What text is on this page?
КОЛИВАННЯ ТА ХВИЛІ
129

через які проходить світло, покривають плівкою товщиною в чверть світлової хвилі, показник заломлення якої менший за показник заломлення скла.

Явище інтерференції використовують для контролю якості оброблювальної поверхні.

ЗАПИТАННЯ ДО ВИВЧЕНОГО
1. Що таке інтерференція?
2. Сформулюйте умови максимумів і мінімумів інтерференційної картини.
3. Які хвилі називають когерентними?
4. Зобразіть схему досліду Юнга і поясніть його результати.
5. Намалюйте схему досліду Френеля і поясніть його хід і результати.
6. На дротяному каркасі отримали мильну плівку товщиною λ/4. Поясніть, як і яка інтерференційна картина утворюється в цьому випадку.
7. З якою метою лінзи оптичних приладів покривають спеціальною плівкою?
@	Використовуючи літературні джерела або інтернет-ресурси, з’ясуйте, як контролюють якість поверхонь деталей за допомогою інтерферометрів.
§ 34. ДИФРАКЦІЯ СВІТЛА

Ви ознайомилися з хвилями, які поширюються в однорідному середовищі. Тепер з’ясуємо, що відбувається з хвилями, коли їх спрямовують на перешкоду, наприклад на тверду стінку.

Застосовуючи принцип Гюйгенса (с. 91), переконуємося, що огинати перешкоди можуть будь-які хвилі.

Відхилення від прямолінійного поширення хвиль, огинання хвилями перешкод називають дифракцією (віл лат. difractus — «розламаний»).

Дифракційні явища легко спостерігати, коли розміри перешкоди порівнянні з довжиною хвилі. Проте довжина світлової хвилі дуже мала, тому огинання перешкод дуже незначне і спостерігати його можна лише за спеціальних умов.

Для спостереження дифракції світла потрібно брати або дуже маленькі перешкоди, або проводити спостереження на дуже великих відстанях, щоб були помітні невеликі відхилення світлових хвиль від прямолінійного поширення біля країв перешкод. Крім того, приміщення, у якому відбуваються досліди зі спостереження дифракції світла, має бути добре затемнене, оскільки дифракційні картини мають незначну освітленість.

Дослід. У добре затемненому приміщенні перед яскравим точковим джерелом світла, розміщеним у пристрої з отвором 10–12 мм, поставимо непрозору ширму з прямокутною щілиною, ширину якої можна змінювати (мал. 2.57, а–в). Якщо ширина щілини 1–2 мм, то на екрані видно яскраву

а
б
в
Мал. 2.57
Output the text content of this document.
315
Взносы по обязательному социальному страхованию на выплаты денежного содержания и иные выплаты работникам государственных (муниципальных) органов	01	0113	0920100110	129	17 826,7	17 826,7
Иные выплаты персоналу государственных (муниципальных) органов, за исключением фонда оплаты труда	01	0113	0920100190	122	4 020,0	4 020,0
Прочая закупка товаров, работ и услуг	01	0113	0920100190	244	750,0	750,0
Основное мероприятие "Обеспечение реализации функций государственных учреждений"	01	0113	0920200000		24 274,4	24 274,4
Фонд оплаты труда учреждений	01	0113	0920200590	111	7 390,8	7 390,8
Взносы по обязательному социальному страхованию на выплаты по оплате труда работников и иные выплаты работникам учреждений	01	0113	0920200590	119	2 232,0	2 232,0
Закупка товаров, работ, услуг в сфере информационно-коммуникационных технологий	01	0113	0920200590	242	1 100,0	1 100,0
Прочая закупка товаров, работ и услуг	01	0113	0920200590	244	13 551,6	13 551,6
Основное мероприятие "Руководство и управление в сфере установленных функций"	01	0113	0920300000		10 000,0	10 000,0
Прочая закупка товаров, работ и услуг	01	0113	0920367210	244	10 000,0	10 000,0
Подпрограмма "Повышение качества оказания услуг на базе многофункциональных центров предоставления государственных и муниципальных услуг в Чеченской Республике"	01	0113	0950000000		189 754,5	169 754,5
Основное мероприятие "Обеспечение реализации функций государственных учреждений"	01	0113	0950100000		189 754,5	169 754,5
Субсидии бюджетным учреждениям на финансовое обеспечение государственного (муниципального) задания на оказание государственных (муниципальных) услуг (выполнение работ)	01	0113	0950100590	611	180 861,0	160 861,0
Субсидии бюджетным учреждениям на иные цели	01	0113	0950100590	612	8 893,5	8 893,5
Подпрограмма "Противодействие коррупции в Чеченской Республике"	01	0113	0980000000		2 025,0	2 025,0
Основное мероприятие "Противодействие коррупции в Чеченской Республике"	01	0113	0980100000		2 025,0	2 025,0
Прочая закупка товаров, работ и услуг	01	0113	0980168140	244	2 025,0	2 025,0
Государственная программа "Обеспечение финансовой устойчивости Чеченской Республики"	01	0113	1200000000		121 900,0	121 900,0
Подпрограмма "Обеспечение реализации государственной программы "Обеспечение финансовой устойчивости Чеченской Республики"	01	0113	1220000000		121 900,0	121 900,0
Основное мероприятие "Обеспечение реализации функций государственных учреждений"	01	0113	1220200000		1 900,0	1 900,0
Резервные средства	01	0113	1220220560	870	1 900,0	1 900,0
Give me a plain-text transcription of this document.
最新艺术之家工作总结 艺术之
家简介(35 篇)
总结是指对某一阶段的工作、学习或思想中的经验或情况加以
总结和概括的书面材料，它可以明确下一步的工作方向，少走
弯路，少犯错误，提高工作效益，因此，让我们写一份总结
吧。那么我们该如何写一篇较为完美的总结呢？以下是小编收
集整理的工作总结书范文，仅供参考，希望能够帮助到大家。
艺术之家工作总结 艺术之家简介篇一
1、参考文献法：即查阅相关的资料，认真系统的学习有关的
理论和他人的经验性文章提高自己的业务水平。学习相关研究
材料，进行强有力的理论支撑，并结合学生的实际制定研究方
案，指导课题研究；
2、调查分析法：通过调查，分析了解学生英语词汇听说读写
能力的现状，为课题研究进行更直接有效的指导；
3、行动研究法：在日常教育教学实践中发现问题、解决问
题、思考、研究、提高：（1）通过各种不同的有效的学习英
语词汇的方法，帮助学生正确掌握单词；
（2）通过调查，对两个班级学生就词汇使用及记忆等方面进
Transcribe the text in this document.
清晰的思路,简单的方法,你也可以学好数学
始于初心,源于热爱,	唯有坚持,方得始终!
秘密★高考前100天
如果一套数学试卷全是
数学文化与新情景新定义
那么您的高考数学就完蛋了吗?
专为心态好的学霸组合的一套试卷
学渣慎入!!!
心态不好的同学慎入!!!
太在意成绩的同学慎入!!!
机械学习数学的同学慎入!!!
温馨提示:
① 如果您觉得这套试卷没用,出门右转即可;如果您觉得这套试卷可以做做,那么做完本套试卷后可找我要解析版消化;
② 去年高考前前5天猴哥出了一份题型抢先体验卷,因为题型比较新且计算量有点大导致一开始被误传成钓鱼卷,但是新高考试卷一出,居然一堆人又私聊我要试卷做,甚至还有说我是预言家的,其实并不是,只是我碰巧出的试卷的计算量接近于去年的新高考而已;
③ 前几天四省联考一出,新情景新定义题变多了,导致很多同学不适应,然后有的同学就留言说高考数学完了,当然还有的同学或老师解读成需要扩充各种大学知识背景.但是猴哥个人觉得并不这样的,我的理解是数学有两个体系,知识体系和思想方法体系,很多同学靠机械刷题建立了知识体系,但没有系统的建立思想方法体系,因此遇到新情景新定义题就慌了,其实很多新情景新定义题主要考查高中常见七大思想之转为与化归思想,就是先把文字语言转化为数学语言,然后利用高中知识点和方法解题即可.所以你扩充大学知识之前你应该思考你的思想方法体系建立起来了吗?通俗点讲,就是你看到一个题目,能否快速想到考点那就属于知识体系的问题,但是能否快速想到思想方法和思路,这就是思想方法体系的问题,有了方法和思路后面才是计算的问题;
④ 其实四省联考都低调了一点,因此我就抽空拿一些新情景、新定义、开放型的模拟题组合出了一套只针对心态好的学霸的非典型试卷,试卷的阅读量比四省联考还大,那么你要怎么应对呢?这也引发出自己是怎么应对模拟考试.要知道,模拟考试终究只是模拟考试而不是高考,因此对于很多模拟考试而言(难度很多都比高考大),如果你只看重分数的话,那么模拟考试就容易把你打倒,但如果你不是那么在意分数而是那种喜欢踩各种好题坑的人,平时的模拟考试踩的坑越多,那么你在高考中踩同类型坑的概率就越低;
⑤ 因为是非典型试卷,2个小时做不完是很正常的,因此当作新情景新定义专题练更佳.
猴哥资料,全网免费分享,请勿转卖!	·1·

**TASK PROMPT**: Show every line in the entries where the string "товщиною" occurs.

**TASK SOLUTION**:
через які проходить світло, покривають плівкою товщиною в чверть світлової хвилі, показник заломлення якої менший за показник заломлення скла.
6. На дротяному каркасі отримали мильну плівку товщиною λ/4. Поясніть, як і яка інтерференційна картина утворюється в цьому випадку.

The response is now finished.